--- Exercise directions ---
Print all of the entries exactly, minus the pictures.

— Start Available data —

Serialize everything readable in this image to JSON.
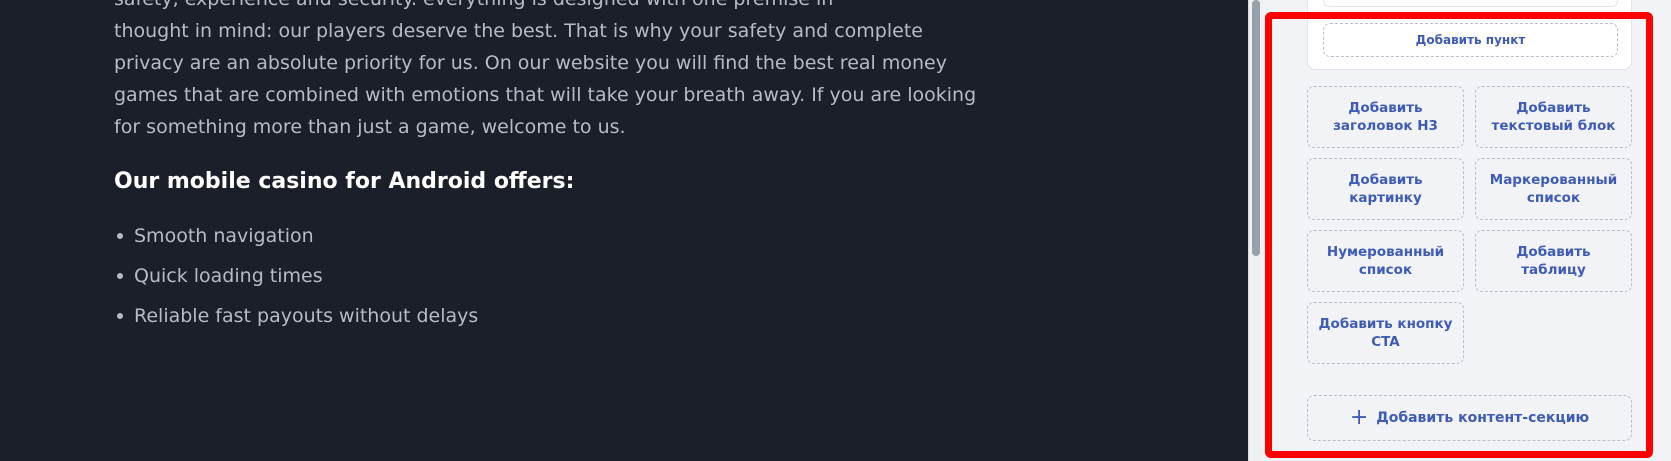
{
  "preview": {
    "intro_lines": [
      "safety, experience and security. everything is designed with one premise in",
      "thought in mind: our players deserve the best. That is why your safety and complete",
      "privacy are an absolute priority for us. On our website you will find the best real money",
      "games that are combined with emotions that will take your breath away. If you are looking",
      "for something more than just a game, welcome to us."
    ],
    "heading": "Our mobile casino for Android offers:",
    "bullets": [
      "Smooth navigation",
      "Quick loading times",
      "Reliable fast payouts without delays"
    ]
  },
  "panel": {
    "add_item_label": "Добавить пункт",
    "tiles": [
      "Добавить\nзаголовок H3",
      "Добавить\nтекстовый блок",
      "Добавить\nкартинку",
      "Маркерованный\nсписок",
      "Нумерованный\nсписок",
      "Добавить\nтаблицу",
      "Добавить кнопку\nCTA"
    ],
    "add_section_icon": "plus-icon",
    "add_section_label": "Добавить контент-секцию"
  },
  "colors": {
    "preview_bg": "#1b1f2a",
    "panel_bg": "#f1f3f6",
    "accent": "#3f5bb8",
    "highlight": "#ff0000"
  }
}
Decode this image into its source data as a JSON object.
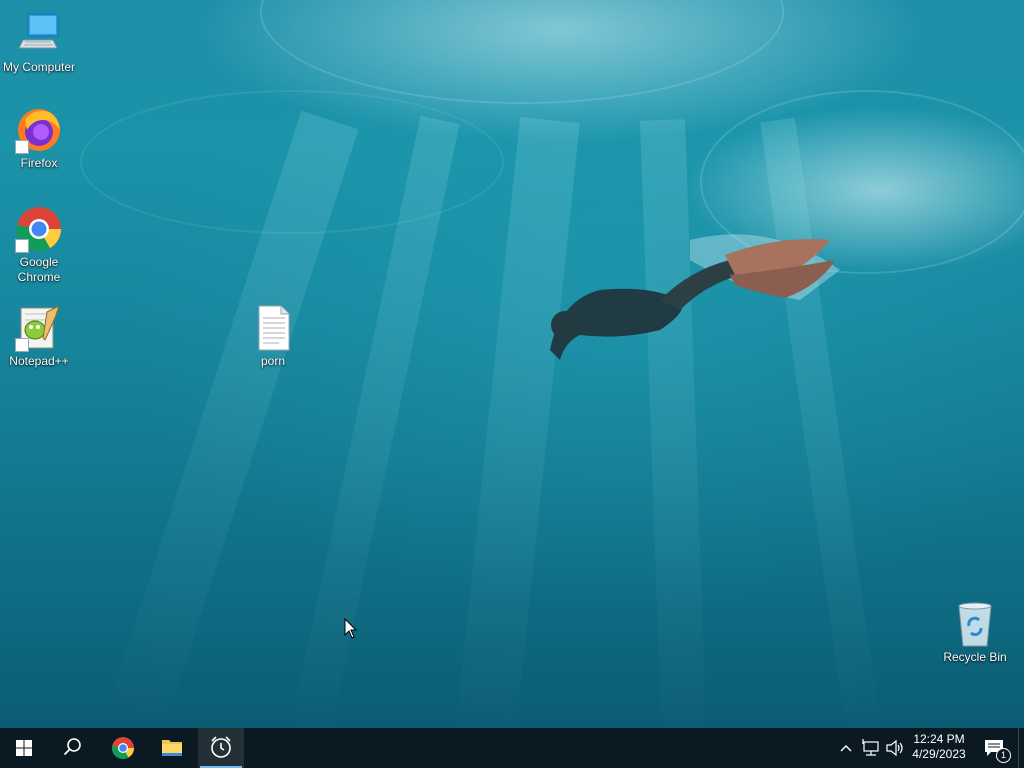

— End Available data —

--- Answer to this task ---
Serialize everything readable in this image to JSON.
{
  "preview": {
    "intro_lines": [
      "safety, experience and security. everything is designed with one premise in",
      "thought in mind: our players deserve the best. That is why your safety and complete",
      "privacy are an absolute priority for us. On our website you will find the best real money",
      "games that are combined with emotions that will take your breath away. If you are looking",
      "for something more than just a game, welcome to us."
    ],
    "heading": "Our mobile casino for Android offers:",
    "bullets": [
      "Smooth navigation",
      "Quick loading times",
      "Reliable fast payouts without delays"
    ]
  },
  "panel": {
    "add_item_label": "Добавить пункт",
    "tiles": [
      "Добавить\nзаголовок H3",
      "Добавить\nтекстовый блок",
      "Добавить\nкартинку",
      "Маркерованный\nсписок",
      "Нумерованный\nсписок",
      "Добавить\nтаблицу",
      "Добавить кнопку\nCTA"
    ],
    "add_section_icon": "plus-icon",
    "add_section_label": "Добавить контент-секцию"
  },
  "colors": {
    "preview_bg": "#1b1f2a",
    "panel_bg": "#f1f3f6",
    "accent": "#3f5bb8",
    "highlight": "#ff0000"
  }
}
Decode this image into its source data as a JSON object.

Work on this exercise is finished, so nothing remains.